[WORK TO COMPLETE] Return the lines below that carry the word "utilisant".

-- start of DATA ENTRIES --

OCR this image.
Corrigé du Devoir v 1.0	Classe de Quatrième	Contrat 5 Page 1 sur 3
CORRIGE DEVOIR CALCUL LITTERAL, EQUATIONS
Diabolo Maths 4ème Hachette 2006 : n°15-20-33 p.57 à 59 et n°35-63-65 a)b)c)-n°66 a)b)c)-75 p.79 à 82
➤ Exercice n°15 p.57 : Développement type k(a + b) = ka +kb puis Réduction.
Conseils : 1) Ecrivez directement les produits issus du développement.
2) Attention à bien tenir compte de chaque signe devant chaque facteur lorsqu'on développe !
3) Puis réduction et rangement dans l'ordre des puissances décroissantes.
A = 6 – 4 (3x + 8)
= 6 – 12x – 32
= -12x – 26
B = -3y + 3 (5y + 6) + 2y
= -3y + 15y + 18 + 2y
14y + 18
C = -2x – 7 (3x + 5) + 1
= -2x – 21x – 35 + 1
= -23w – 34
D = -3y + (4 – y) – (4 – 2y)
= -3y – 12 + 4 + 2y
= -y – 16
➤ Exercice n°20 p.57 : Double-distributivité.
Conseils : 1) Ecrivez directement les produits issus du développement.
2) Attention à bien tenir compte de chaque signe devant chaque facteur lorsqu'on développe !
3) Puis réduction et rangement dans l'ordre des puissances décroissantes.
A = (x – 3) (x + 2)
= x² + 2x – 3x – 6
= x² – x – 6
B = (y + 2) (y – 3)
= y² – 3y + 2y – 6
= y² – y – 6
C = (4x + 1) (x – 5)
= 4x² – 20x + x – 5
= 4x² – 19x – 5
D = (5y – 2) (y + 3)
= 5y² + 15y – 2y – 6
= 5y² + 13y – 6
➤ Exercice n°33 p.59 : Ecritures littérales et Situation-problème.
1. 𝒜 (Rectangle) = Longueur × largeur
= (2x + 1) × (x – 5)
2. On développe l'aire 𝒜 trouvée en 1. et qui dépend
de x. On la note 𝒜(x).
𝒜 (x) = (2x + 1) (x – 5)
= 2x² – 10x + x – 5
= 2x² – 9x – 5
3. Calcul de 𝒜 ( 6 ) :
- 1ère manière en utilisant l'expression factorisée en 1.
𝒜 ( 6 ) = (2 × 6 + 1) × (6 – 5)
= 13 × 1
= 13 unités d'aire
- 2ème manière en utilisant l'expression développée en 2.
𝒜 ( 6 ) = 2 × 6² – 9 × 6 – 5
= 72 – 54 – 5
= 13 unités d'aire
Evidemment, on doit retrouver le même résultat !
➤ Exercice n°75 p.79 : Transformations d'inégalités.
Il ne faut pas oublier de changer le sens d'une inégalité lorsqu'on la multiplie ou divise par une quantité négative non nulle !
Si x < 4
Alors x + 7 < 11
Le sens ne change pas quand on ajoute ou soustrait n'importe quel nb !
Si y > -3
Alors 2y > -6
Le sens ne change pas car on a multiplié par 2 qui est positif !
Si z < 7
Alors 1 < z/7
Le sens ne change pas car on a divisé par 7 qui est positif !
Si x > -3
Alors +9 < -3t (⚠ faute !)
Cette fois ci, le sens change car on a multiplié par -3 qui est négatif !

-- end of DATA ENTRIES --
-- start of DATA ENTRIES --

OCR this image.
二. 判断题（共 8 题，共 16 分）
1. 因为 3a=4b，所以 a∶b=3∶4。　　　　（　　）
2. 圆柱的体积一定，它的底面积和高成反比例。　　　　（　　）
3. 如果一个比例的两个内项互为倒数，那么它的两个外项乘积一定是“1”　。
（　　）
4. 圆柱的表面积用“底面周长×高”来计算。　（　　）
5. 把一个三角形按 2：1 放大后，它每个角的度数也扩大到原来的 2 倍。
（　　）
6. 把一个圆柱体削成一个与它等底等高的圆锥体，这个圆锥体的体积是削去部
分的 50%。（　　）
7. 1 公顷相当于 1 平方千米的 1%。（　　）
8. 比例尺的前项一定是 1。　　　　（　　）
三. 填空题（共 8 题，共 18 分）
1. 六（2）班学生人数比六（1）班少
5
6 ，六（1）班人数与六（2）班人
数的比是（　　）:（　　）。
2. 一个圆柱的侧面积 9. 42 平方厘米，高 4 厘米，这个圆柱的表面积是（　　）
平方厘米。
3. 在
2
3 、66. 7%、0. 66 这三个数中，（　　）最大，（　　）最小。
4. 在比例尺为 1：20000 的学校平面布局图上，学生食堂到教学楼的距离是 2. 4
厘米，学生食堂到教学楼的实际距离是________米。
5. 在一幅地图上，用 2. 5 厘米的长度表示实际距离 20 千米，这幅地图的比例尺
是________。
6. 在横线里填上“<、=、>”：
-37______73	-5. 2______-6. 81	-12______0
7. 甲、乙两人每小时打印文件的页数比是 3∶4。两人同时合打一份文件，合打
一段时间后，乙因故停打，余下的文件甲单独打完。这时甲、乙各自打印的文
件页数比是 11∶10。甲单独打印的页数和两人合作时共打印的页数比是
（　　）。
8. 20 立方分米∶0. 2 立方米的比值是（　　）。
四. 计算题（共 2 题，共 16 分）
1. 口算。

-- end of DATA ENTRIES --
-- start of DATA ENTRIES --

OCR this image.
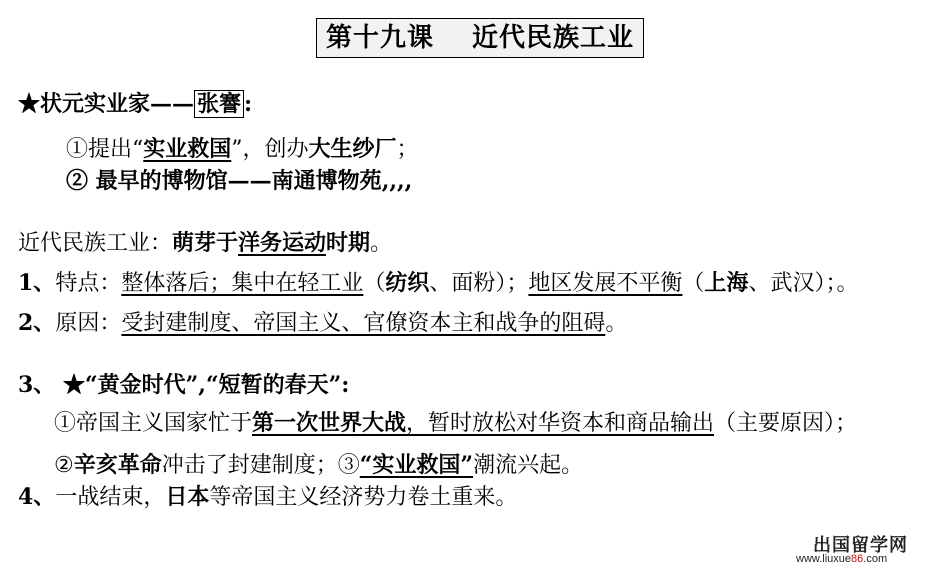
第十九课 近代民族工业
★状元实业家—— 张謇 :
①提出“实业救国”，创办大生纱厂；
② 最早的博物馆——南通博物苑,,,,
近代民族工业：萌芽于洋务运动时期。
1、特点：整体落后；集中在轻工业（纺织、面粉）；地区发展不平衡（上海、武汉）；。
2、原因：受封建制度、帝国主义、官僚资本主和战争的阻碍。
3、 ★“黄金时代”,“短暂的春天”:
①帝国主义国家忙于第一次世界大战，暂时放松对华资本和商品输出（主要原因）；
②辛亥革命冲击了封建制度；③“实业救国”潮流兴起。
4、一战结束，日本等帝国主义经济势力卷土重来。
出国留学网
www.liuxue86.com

-- end of DATA ENTRIES --

[RESPONSE]
- 1ère manière en utilisant l'expression factorisée en 1.
- 2ème manière en utilisant l'expression développée en 2.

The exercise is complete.